## BRIEF
Separate out the lines that hold "faces".

____ WORKING DATA

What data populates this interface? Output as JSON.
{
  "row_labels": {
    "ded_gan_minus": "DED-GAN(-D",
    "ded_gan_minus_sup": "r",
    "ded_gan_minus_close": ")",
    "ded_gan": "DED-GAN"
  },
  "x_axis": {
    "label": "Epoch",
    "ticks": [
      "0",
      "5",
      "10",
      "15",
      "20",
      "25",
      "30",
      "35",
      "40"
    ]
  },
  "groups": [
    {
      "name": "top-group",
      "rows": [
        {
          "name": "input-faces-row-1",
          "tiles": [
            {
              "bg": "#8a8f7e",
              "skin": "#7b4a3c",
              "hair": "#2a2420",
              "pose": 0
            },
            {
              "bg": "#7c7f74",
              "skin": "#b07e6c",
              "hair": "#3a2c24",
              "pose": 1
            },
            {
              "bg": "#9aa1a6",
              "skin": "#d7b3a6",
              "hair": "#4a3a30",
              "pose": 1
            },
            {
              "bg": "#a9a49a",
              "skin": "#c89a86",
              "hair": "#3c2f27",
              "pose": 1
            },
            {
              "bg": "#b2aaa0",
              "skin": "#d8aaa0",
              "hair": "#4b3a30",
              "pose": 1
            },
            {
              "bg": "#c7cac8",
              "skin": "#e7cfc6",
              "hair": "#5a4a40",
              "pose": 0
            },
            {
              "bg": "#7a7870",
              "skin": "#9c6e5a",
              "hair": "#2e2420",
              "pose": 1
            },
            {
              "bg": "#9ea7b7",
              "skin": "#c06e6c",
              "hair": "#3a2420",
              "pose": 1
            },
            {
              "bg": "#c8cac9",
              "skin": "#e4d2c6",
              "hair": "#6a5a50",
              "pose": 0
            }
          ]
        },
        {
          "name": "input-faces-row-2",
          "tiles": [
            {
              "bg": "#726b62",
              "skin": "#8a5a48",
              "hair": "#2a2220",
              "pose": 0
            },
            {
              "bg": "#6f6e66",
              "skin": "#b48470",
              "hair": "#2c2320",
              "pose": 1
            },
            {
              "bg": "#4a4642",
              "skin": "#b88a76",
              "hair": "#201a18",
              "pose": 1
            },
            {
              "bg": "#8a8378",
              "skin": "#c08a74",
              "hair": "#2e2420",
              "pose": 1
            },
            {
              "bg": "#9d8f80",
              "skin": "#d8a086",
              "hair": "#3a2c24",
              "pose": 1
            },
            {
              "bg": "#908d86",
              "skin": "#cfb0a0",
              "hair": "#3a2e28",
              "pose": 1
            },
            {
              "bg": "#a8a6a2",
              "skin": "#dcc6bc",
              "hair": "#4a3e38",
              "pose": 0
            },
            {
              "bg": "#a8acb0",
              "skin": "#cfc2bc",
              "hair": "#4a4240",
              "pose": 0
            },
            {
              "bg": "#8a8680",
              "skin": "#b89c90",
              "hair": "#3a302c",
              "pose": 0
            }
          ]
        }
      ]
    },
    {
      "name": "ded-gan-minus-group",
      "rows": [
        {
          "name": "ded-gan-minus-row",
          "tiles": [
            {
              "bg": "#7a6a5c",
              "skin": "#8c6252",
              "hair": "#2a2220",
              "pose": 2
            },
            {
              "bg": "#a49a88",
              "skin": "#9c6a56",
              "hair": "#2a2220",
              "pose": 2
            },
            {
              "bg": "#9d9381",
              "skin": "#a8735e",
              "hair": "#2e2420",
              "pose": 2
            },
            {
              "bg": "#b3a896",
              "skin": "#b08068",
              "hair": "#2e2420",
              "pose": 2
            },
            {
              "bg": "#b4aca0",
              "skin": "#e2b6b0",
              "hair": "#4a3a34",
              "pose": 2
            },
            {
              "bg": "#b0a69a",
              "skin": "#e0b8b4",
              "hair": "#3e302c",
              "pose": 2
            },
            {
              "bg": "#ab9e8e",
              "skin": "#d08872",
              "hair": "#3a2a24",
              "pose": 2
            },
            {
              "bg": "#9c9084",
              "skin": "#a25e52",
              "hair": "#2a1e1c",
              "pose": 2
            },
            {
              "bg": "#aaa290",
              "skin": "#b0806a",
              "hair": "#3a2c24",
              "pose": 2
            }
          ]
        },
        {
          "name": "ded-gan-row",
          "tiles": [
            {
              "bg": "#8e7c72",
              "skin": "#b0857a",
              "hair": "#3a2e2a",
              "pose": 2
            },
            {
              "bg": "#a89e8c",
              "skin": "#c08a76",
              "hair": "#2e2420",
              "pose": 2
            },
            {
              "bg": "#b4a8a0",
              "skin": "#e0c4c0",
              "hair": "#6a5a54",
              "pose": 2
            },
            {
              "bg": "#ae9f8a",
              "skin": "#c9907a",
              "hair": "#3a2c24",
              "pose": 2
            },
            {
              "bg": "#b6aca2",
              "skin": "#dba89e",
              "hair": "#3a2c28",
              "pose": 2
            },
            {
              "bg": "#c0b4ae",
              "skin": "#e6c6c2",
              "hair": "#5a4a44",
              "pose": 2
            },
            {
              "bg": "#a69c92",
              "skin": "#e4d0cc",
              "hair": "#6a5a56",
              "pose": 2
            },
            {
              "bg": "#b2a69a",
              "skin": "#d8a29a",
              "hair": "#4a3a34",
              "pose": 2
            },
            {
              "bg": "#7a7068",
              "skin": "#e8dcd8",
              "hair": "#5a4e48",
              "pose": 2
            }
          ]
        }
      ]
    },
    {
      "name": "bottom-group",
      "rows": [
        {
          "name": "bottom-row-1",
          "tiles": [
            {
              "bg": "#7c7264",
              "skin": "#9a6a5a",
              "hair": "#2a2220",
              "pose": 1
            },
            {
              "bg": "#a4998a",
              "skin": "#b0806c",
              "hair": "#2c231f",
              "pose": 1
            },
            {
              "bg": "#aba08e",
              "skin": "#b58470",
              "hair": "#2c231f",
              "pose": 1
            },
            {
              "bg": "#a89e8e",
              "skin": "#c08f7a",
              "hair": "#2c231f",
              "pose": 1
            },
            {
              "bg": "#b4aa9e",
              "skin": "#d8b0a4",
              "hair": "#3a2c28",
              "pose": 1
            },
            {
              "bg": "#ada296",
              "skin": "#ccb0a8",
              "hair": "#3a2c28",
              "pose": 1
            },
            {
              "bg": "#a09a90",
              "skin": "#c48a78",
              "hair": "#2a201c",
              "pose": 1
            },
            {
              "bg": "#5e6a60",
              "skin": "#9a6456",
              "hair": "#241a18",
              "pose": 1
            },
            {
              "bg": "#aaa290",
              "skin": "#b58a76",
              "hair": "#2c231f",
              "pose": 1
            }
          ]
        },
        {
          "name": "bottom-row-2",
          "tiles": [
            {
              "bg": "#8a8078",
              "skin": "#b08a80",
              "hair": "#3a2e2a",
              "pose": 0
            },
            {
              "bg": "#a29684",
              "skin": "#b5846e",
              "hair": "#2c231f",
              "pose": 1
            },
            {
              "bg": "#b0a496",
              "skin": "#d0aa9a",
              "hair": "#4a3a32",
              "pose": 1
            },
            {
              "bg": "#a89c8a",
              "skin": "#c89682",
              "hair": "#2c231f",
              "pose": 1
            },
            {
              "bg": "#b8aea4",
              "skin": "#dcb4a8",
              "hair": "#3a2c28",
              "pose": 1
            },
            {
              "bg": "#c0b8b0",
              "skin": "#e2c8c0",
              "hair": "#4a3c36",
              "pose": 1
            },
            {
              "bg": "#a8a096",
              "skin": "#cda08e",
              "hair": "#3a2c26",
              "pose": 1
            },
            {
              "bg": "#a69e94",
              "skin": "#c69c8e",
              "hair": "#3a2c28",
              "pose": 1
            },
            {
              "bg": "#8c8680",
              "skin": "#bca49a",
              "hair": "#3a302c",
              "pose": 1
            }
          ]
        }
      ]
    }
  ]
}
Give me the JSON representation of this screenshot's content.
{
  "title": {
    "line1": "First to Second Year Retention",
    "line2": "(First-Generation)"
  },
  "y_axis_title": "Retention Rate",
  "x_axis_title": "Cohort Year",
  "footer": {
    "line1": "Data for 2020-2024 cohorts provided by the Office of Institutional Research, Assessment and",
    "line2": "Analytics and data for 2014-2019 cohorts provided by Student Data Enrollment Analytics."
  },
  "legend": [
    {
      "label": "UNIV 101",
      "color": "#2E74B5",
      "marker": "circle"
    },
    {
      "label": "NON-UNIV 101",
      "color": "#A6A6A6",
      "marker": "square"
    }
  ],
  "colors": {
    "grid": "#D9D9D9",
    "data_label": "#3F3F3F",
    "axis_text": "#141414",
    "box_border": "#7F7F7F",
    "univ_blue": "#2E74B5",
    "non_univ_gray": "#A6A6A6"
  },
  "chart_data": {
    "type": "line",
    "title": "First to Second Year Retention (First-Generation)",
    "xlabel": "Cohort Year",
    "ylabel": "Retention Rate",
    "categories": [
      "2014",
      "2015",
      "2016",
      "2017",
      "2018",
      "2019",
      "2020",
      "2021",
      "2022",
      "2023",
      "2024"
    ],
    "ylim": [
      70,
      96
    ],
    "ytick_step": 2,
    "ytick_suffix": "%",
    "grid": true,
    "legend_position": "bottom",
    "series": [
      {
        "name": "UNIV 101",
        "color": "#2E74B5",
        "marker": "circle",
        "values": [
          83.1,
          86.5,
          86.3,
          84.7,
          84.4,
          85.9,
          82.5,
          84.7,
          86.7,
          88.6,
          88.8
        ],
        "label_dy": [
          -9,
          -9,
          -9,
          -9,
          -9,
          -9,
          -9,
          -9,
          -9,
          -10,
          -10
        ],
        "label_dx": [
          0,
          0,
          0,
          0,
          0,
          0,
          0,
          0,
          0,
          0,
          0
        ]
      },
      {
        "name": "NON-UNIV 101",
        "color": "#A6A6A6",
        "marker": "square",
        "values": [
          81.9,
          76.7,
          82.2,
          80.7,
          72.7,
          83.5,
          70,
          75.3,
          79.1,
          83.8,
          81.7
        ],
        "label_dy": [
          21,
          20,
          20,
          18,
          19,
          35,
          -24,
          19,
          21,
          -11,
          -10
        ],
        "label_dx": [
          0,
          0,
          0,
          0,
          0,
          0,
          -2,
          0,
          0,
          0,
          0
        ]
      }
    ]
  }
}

________

## WRITTEN ANSWER
          "name": "input-faces-row-1",
          "name": "input-faces-row-2",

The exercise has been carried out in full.